> [EXERCISE AIM]: Without further comment, state how many lines in the listing below contain the word "color".
_ _ _
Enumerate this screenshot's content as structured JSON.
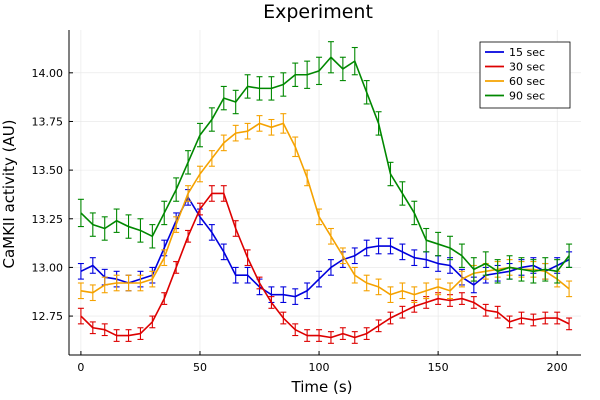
{
  "chart_data": {
    "type": "line",
    "title": "Experiment",
    "xlabel": "Time (s)",
    "ylabel": "CaMKII activity (AU)",
    "xlim": [
      -5,
      210
    ],
    "ylim": [
      12.55,
      14.22
    ],
    "xticks": [
      0,
      50,
      100,
      150,
      200
    ],
    "yticks": [
      12.75,
      13.0,
      13.25,
      13.5,
      13.75,
      14.0
    ],
    "ytick_labels": [
      "12.75",
      "13.00",
      "13.25",
      "13.50",
      "13.75",
      "14.00"
    ],
    "grid": true,
    "legend_position": "top-right",
    "x": [
      0,
      5,
      10,
      15,
      20,
      25,
      30,
      35,
      40,
      45,
      50,
      55,
      60,
      65,
      70,
      75,
      80,
      85,
      90,
      95,
      100,
      105,
      110,
      115,
      120,
      125,
      130,
      135,
      140,
      145,
      150,
      155,
      160,
      165,
      170,
      175,
      180,
      185,
      190,
      195,
      200,
      205
    ],
    "series": [
      {
        "name": "15 sec",
        "color": "#0000dd",
        "values": [
          12.98,
          13.01,
          12.95,
          12.94,
          12.92,
          12.94,
          12.96,
          13.1,
          13.24,
          13.36,
          13.26,
          13.18,
          13.08,
          12.96,
          12.96,
          12.9,
          12.86,
          12.86,
          12.85,
          12.88,
          12.94,
          13.0,
          13.04,
          13.06,
          13.1,
          13.11,
          13.11,
          13.08,
          13.05,
          13.04,
          13.02,
          13.01,
          12.95,
          12.91,
          12.96,
          12.97,
          12.98,
          13.0,
          13.01,
          12.98,
          13.01,
          13.04
        ],
        "errors": [
          0.04,
          0.04,
          0.04,
          0.04,
          0.04,
          0.04,
          0.04,
          0.04,
          0.04,
          0.04,
          0.04,
          0.04,
          0.04,
          0.04,
          0.04,
          0.04,
          0.04,
          0.04,
          0.04,
          0.04,
          0.04,
          0.04,
          0.04,
          0.04,
          0.04,
          0.04,
          0.04,
          0.04,
          0.04,
          0.04,
          0.04,
          0.04,
          0.04,
          0.04,
          0.04,
          0.04,
          0.04,
          0.04,
          0.04,
          0.04,
          0.04,
          0.04
        ]
      },
      {
        "name": "30 sec",
        "color": "#dd0000",
        "values": [
          12.75,
          12.69,
          12.68,
          12.65,
          12.65,
          12.66,
          12.72,
          12.84,
          13.0,
          13.16,
          13.3,
          13.38,
          13.38,
          13.2,
          13.05,
          12.92,
          12.82,
          12.74,
          12.68,
          12.65,
          12.65,
          12.64,
          12.66,
          12.64,
          12.66,
          12.7,
          12.74,
          12.77,
          12.8,
          12.82,
          12.84,
          12.83,
          12.84,
          12.82,
          12.78,
          12.77,
          12.72,
          12.74,
          12.73,
          12.74,
          12.74,
          12.71
        ],
        "errors": [
          0.04,
          0.03,
          0.03,
          0.03,
          0.03,
          0.03,
          0.03,
          0.03,
          0.03,
          0.03,
          0.03,
          0.04,
          0.04,
          0.04,
          0.04,
          0.03,
          0.03,
          0.03,
          0.03,
          0.03,
          0.03,
          0.03,
          0.03,
          0.03,
          0.03,
          0.03,
          0.03,
          0.03,
          0.03,
          0.03,
          0.03,
          0.03,
          0.03,
          0.03,
          0.03,
          0.03,
          0.03,
          0.03,
          0.03,
          0.03,
          0.03,
          0.03
        ]
      },
      {
        "name": "60 sec",
        "color": "#f5a200",
        "values": [
          12.88,
          12.87,
          12.91,
          12.92,
          12.92,
          12.92,
          12.94,
          13.05,
          13.22,
          13.38,
          13.48,
          13.56,
          13.64,
          13.69,
          13.7,
          13.74,
          13.72,
          13.74,
          13.62,
          13.46,
          13.26,
          13.16,
          13.06,
          12.96,
          12.92,
          12.9,
          12.86,
          12.88,
          12.86,
          12.88,
          12.9,
          12.88,
          12.94,
          12.97,
          12.98,
          12.99,
          13.0,
          12.99,
          12.99,
          12.98,
          12.94,
          12.89
        ],
        "errors": [
          0.04,
          0.04,
          0.04,
          0.04,
          0.04,
          0.04,
          0.04,
          0.04,
          0.04,
          0.04,
          0.04,
          0.04,
          0.04,
          0.04,
          0.04,
          0.04,
          0.04,
          0.05,
          0.05,
          0.04,
          0.04,
          0.04,
          0.04,
          0.04,
          0.04,
          0.04,
          0.04,
          0.04,
          0.04,
          0.04,
          0.04,
          0.04,
          0.04,
          0.04,
          0.04,
          0.04,
          0.04,
          0.04,
          0.04,
          0.04,
          0.04,
          0.04
        ]
      },
      {
        "name": "90 sec",
        "color": "#008800",
        "values": [
          13.28,
          13.22,
          13.2,
          13.24,
          13.21,
          13.19,
          13.16,
          13.28,
          13.4,
          13.54,
          13.68,
          13.76,
          13.87,
          13.85,
          13.93,
          13.92,
          13.92,
          13.94,
          13.99,
          13.99,
          14.01,
          14.08,
          14.02,
          14.06,
          13.9,
          13.74,
          13.48,
          13.38,
          13.28,
          13.14,
          13.12,
          13.1,
          13.06,
          12.99,
          13.02,
          12.98,
          13.0,
          12.99,
          12.98,
          12.99,
          12.98,
          13.06
        ],
        "errors": [
          0.07,
          0.06,
          0.06,
          0.06,
          0.06,
          0.06,
          0.06,
          0.06,
          0.06,
          0.06,
          0.06,
          0.06,
          0.06,
          0.06,
          0.06,
          0.06,
          0.06,
          0.06,
          0.06,
          0.07,
          0.07,
          0.08,
          0.06,
          0.07,
          0.06,
          0.06,
          0.06,
          0.06,
          0.06,
          0.06,
          0.06,
          0.06,
          0.06,
          0.06,
          0.06,
          0.06,
          0.06,
          0.06,
          0.06,
          0.06,
          0.06,
          0.06
        ]
      }
    ]
  }
}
_ _ _
> [OUTPUT OF THE TASK]: 4